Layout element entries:
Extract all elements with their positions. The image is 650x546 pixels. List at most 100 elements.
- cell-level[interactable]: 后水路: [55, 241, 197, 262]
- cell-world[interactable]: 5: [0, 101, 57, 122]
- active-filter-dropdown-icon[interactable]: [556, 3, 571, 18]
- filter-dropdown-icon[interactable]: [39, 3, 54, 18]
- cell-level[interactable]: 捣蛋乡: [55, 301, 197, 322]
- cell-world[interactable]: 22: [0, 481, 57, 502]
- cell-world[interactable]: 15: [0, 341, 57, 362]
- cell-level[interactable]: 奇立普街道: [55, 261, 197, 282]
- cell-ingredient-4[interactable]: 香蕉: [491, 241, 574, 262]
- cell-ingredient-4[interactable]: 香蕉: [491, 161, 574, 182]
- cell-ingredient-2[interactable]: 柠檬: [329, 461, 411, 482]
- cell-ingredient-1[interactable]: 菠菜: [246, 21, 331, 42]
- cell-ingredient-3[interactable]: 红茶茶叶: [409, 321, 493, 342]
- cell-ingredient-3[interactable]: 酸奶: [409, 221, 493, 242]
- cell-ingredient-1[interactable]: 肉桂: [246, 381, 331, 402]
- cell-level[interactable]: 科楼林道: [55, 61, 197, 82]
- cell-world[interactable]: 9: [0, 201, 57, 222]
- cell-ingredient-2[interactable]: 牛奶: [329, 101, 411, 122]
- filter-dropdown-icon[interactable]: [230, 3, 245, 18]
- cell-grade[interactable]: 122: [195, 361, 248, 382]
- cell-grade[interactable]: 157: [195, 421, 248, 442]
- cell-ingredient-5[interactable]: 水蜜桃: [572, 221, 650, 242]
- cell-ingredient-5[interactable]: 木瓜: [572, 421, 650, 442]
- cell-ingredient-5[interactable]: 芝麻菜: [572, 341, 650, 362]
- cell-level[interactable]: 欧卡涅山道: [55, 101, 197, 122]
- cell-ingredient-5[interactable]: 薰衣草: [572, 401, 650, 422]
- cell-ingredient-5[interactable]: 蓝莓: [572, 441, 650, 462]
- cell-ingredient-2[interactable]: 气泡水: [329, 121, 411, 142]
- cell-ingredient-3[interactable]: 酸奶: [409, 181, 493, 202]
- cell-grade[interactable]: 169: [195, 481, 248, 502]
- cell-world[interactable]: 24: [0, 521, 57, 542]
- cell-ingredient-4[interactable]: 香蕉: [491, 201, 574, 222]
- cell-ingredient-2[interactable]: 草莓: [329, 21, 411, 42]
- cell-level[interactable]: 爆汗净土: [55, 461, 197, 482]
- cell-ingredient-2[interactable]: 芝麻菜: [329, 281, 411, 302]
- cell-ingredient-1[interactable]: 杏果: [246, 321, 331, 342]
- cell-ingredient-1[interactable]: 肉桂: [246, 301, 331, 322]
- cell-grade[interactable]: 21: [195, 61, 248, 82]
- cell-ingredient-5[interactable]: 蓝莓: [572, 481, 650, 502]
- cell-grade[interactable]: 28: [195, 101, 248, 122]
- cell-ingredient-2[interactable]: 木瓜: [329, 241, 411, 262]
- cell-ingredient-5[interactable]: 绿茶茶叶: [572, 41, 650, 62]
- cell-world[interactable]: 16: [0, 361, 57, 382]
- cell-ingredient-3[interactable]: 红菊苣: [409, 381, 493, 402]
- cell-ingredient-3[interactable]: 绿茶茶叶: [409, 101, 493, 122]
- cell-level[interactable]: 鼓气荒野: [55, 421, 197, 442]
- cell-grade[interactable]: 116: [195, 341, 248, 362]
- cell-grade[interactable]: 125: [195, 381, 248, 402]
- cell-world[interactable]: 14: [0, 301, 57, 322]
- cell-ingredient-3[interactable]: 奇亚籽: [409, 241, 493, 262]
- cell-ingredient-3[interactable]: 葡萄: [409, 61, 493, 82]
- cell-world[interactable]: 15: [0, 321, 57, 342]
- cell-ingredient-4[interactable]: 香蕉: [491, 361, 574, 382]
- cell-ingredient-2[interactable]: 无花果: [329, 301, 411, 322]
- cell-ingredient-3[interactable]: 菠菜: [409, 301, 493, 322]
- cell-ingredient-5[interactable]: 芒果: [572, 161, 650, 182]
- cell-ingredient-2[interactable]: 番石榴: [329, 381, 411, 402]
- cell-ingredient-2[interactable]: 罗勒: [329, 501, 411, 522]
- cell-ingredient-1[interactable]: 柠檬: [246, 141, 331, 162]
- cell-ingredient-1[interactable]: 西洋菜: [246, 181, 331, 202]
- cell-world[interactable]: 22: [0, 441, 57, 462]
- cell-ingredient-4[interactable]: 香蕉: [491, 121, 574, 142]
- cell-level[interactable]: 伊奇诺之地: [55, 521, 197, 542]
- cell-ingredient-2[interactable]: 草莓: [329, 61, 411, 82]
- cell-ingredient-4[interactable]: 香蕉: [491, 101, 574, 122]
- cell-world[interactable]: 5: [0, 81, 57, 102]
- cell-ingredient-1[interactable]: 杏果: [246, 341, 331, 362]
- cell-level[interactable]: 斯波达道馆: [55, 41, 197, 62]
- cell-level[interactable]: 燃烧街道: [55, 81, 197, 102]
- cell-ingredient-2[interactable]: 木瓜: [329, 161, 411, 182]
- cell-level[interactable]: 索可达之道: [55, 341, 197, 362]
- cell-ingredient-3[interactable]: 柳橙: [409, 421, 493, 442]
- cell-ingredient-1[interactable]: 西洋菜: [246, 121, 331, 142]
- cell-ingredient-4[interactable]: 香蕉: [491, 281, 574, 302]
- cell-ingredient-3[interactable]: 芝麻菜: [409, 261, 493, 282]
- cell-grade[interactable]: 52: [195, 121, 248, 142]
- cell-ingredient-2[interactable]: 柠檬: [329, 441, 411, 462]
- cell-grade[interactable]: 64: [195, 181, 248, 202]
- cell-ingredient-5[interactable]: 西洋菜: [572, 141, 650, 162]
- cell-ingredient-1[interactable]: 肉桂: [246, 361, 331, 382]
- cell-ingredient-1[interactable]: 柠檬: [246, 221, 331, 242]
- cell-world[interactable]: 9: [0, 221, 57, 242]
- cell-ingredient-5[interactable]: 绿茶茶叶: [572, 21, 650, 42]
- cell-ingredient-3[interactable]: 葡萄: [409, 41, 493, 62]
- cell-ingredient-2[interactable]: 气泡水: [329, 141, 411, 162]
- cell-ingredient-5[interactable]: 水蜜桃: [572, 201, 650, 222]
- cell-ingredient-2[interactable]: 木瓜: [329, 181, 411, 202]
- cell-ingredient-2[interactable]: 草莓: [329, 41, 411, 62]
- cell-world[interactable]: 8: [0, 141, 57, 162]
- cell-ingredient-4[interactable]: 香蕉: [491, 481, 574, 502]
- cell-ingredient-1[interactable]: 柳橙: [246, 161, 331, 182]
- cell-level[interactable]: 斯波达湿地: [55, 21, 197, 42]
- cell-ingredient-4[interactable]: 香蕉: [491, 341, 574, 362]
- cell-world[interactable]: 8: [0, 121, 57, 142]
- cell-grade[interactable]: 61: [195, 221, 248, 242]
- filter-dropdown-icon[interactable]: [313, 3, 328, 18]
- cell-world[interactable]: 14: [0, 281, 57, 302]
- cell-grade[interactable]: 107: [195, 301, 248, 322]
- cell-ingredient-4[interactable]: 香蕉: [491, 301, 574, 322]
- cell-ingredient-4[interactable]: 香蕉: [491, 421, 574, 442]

**SET PROBLEM**
Reproduce every line of the material above verbatim, keeping the original order.

**OUTPUT FOR THIS EXERCISE**
Extract all elements with their positions. The image is 650x546 pixels. List at most 100 elements.
- cell-level[interactable]: 后水路: [55, 241, 197, 262]
- cell-world[interactable]: 5: [0, 101, 57, 122]
- active-filter-dropdown-icon[interactable]: [556, 3, 571, 18]
- filter-dropdown-icon[interactable]: [39, 3, 54, 18]
- cell-level[interactable]: 捣蛋乡: [55, 301, 197, 322]
- cell-world[interactable]: 22: [0, 481, 57, 502]
- cell-world[interactable]: 15: [0, 341, 57, 362]
- cell-level[interactable]: 奇立普街道: [55, 261, 197, 282]
- cell-ingredient-4[interactable]: 香蕉: [491, 241, 574, 262]
- cell-ingredient-4[interactable]: 香蕉: [491, 161, 574, 182]
- cell-ingredient-2[interactable]: 柠檬: [329, 461, 411, 482]
- cell-ingredient-1[interactable]: 菠菜: [246, 21, 331, 42]
- cell-ingredient-3[interactable]: 红茶茶叶: [409, 321, 493, 342]
- cell-ingredient-3[interactable]: 酸奶: [409, 221, 493, 242]
- cell-ingredient-1[interactable]: 肉桂: [246, 381, 331, 402]
- cell-level[interactable]: 科楼林道: [55, 61, 197, 82]
- cell-world[interactable]: 9: [0, 201, 57, 222]
- cell-ingredient-2[interactable]: 牛奶: [329, 101, 411, 122]
- filter-dropdown-icon[interactable]: [230, 3, 245, 18]
- cell-grade[interactable]: 122: [195, 361, 248, 382]
- cell-grade[interactable]: 157: [195, 421, 248, 442]
- cell-ingredient-5[interactable]: 水蜜桃: [572, 221, 650, 242]
- cell-ingredient-5[interactable]: 木瓜: [572, 421, 650, 442]
- cell-ingredient-5[interactable]: 芝麻菜: [572, 341, 650, 362]
- cell-level[interactable]: 欧卡涅山道: [55, 101, 197, 122]
- cell-ingredient-5[interactable]: 薰衣草: [572, 401, 650, 422]
- cell-ingredient-5[interactable]: 蓝莓: [572, 441, 650, 462]
- cell-ingredient-2[interactable]: 气泡水: [329, 121, 411, 142]
- cell-ingredient-3[interactable]: 酸奶: [409, 181, 493, 202]
- cell-grade[interactable]: 169: [195, 481, 248, 502]
- cell-world[interactable]: 24: [0, 521, 57, 542]
- cell-ingredient-4[interactable]: 香蕉: [491, 201, 574, 222]
- cell-ingredient-2[interactable]: 草莓: [329, 21, 411, 42]
- cell-level[interactable]: 爆汗净土: [55, 461, 197, 482]
- cell-ingredient-2[interactable]: 芝麻菜: [329, 281, 411, 302]
- cell-ingredient-1[interactable]: 杏果: [246, 321, 331, 342]
- cell-ingredient-1[interactable]: 肉桂: [246, 301, 331, 322]
- cell-grade[interactable]: 21: [195, 61, 248, 82]
- cell-ingredient-5[interactable]: 蓝莓: [572, 481, 650, 502]
- cell-grade[interactable]: 28: [195, 101, 248, 122]
- cell-ingredient-2[interactable]: 木瓜: [329, 241, 411, 262]
- cell-ingredient-5[interactable]: 绿茶茶叶: [572, 41, 650, 62]
- cell-world[interactable]: 16: [0, 361, 57, 382]
- cell-ingredient-3[interactable]: 红菊苣: [409, 381, 493, 402]
- cell-ingredient-3[interactable]: 绿茶茶叶: [409, 101, 493, 122]
- cell-level[interactable]: 鼓气荒野: [55, 421, 197, 442]
- cell-grade[interactable]: 116: [195, 341, 248, 362]
- cell-grade[interactable]: 125: [195, 381, 248, 402]
- cell-world[interactable]: 14: [0, 301, 57, 322]
- cell-ingredient-3[interactable]: 奇亚籽: [409, 241, 493, 262]
- cell-ingredient-3[interactable]: 葡萄: [409, 61, 493, 82]
- cell-world[interactable]: 15: [0, 321, 57, 342]
- cell-ingredient-4[interactable]: 香蕉: [491, 361, 574, 382]
- cell-ingredient-2[interactable]: 无花果: [329, 301, 411, 322]
- cell-ingredient-3[interactable]: 菠菜: [409, 301, 493, 322]
- cell-ingredient-5[interactable]: 芒果: [572, 161, 650, 182]
- cell-ingredient-2[interactable]: 番石榴: [329, 381, 411, 402]
- cell-ingredient-2[interactable]: 罗勒: [329, 501, 411, 522]
- cell-ingredient-1[interactable]: 柠檬: [246, 141, 331, 162]
- cell-ingredient-1[interactable]: 西洋菜: [246, 181, 331, 202]
- cell-world[interactable]: 22: [0, 441, 57, 462]
- cell-ingredient-4[interactable]: 香蕉: [491, 121, 574, 142]
- cell-level[interactable]: 伊奇诺之地: [55, 521, 197, 542]
- cell-ingredient-2[interactable]: 草莓: [329, 61, 411, 82]
- cell-ingredient-4[interactable]: 香蕉: [491, 101, 574, 122]
- cell-world[interactable]: 5: [0, 81, 57, 102]
- cell-ingredient-1[interactable]: 杏果: [246, 341, 331, 362]
- cell-level[interactable]: 斯波达道馆: [55, 41, 197, 62]
- cell-level[interactable]: 燃烧街道: [55, 81, 197, 102]
- cell-ingredient-2[interactable]: 木瓜: [329, 161, 411, 182]
- cell-level[interactable]: 索可达之道: [55, 341, 197, 362]
- cell-ingredient-3[interactable]: 柳橙: [409, 421, 493, 442]
- cell-ingredient-1[interactable]: 西洋菜: [246, 121, 331, 142]
- cell-ingredient-4[interactable]: 香蕉: [491, 281, 574, 302]
- cell-ingredient-3[interactable]: 芝麻菜: [409, 261, 493, 282]
- cell-grade[interactable]: 52: [195, 121, 248, 142]
- cell-ingredient-2[interactable]: 柠檬: [329, 441, 411, 462]
- cell-grade[interactable]: 64: [195, 181, 248, 202]
- cell-ingredient-5[interactable]: 西洋菜: [572, 141, 650, 162]
- cell-ingredient-1[interactable]: 肉桂: [246, 361, 331, 382]
- cell-ingredient-1[interactable]: 柠檬: [246, 221, 331, 242]
- cell-world[interactable]: 9: [0, 221, 57, 242]
- cell-ingredient-5[interactable]: 绿茶茶叶: [572, 21, 650, 42]
- cell-ingredient-3[interactable]: 葡萄: [409, 41, 493, 62]
- cell-ingredient-2[interactable]: 气泡水: [329, 141, 411, 162]
- cell-ingredient-5[interactable]: 水蜜桃: [572, 201, 650, 222]
- cell-ingredient-2[interactable]: 木瓜: [329, 181, 411, 202]
- cell-ingredient-2[interactable]: 草莓: [329, 41, 411, 62]
- cell-world[interactable]: 8: [0, 141, 57, 162]
- cell-ingredient-4[interactable]: 香蕉: [491, 481, 574, 502]
- cell-ingredient-1[interactable]: 柳橙: [246, 161, 331, 182]
- cell-level[interactable]: 斯波达湿地: [55, 21, 197, 42]
- cell-ingredient-4[interactable]: 香蕉: [491, 341, 574, 362]
- cell-world[interactable]: 8: [0, 121, 57, 142]
- cell-grade[interactable]: 61: [195, 221, 248, 242]
- filter-dropdown-icon[interactable]: [313, 3, 328, 18]
- cell-world[interactable]: 14: [0, 281, 57, 302]
- cell-grade[interactable]: 107: [195, 301, 248, 322]
- cell-ingredient-4[interactable]: 香蕉: [491, 301, 574, 322]
- cell-ingredient-4[interactable]: 香蕉: [491, 421, 574, 442]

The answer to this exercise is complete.